*REQUIRED WORK*: Among the records below, find each line that includes the string "structured" and copy it.

*RECORD EXCERPTS*:
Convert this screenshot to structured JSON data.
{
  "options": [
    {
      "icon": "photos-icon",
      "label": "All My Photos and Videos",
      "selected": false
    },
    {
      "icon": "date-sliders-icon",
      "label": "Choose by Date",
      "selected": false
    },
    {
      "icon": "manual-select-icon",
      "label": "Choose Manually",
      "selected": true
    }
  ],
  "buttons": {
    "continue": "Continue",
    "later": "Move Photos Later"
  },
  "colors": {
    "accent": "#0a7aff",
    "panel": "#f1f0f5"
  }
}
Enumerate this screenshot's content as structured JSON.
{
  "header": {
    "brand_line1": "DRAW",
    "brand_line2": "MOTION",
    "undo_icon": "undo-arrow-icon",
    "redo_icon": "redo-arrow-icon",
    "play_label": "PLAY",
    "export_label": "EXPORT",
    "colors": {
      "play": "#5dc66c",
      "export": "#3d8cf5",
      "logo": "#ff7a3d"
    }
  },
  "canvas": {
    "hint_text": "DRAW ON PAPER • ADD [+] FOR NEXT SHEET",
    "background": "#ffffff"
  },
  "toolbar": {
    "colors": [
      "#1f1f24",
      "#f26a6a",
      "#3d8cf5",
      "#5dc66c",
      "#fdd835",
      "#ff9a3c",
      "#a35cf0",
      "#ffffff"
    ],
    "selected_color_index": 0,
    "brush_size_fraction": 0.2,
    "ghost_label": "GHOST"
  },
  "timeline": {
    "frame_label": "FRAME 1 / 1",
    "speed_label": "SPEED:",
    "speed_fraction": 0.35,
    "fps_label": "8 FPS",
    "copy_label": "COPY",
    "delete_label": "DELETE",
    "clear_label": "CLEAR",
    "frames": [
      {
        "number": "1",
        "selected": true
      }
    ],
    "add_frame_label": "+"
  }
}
* * *
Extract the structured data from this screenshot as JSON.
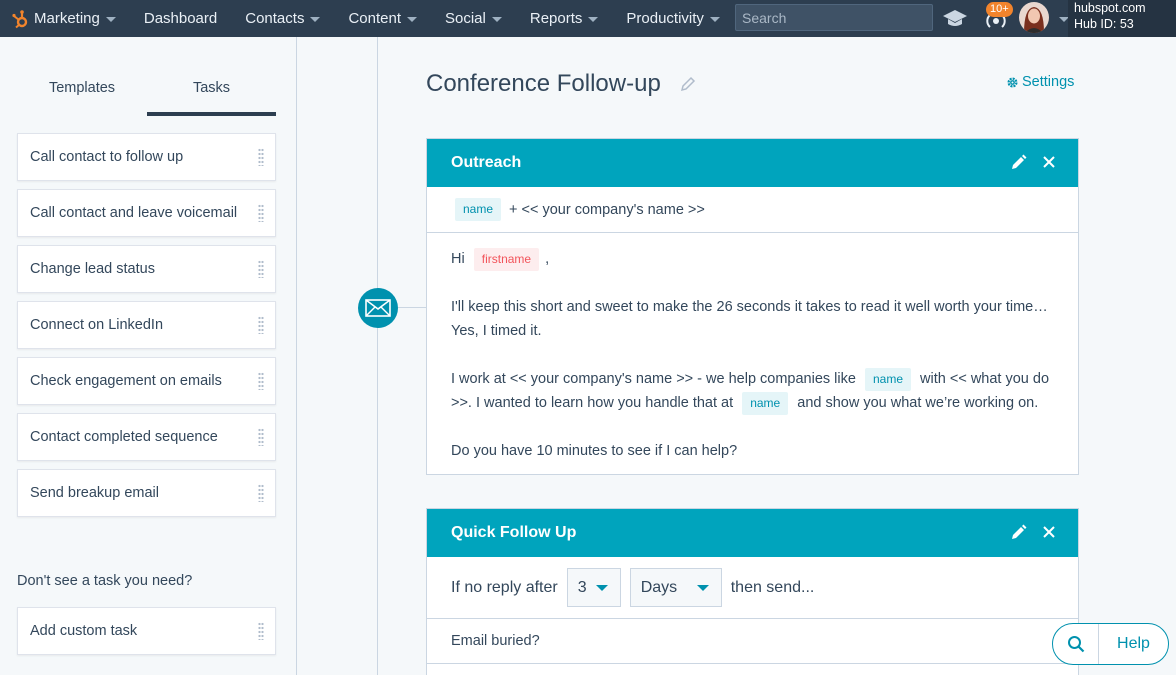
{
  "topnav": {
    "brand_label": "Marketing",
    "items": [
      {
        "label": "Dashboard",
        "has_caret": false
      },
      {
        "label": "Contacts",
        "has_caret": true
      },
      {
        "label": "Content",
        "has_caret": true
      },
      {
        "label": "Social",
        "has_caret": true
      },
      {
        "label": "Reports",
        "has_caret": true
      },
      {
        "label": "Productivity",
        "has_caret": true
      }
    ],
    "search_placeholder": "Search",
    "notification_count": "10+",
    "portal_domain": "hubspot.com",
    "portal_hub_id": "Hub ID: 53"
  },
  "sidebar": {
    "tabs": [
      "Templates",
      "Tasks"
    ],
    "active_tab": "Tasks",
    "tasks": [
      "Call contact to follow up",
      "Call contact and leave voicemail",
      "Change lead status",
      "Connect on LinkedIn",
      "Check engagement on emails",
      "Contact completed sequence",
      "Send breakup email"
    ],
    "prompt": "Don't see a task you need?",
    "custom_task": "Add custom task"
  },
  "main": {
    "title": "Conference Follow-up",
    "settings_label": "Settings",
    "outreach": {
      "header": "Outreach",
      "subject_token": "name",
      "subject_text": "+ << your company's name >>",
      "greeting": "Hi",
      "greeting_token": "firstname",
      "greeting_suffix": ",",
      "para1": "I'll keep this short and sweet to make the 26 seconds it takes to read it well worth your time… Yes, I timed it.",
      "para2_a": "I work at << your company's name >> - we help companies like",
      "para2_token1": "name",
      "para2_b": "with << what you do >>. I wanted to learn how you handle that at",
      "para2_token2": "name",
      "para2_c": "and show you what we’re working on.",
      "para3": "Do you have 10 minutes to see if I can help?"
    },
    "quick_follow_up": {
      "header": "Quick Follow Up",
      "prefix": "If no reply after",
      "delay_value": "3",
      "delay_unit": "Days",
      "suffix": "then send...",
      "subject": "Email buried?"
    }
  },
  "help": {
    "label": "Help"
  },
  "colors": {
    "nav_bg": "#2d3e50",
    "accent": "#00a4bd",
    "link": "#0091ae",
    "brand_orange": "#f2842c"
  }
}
---
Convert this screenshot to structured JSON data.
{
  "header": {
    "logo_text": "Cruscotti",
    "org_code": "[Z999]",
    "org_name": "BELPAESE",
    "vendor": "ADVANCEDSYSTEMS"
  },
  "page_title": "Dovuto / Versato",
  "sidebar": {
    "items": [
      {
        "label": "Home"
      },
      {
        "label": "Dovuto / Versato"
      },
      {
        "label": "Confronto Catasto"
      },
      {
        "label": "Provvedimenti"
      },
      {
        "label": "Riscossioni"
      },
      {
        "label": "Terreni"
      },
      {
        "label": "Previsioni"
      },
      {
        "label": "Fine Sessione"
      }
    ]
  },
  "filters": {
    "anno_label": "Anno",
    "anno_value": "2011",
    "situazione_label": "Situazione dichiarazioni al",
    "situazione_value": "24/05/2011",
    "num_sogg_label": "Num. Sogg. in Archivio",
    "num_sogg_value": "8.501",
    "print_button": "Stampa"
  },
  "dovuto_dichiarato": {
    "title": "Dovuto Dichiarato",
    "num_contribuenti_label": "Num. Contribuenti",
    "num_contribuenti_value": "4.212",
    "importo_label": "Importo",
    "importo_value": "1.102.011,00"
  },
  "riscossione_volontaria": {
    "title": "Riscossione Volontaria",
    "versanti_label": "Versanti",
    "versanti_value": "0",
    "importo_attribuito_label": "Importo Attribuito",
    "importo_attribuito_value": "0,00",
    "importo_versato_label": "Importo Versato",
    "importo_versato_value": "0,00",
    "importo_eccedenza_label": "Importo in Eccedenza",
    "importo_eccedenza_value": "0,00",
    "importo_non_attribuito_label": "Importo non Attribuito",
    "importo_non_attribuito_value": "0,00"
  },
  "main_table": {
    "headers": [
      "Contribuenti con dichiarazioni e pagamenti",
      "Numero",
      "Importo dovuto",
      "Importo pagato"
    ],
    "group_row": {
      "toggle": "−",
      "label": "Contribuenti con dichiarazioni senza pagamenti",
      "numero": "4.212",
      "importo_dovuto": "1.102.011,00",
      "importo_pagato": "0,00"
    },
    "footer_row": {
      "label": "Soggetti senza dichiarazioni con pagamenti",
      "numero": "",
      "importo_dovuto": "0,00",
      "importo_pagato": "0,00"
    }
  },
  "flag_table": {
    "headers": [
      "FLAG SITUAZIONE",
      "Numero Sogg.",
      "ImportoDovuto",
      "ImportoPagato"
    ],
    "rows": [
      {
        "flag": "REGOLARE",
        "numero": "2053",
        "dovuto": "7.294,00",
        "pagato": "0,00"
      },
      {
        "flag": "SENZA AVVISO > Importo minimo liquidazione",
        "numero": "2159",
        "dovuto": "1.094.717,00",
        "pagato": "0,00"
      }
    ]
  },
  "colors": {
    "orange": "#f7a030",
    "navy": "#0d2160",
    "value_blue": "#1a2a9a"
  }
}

*COMPLETED EXERCISE*:
Convert this screenshot to structured JSON data.
Enumerate this screenshot's content as structured JSON.
Extract the structured data from this screenshot as JSON.
Convert this screenshot to structured JSON data.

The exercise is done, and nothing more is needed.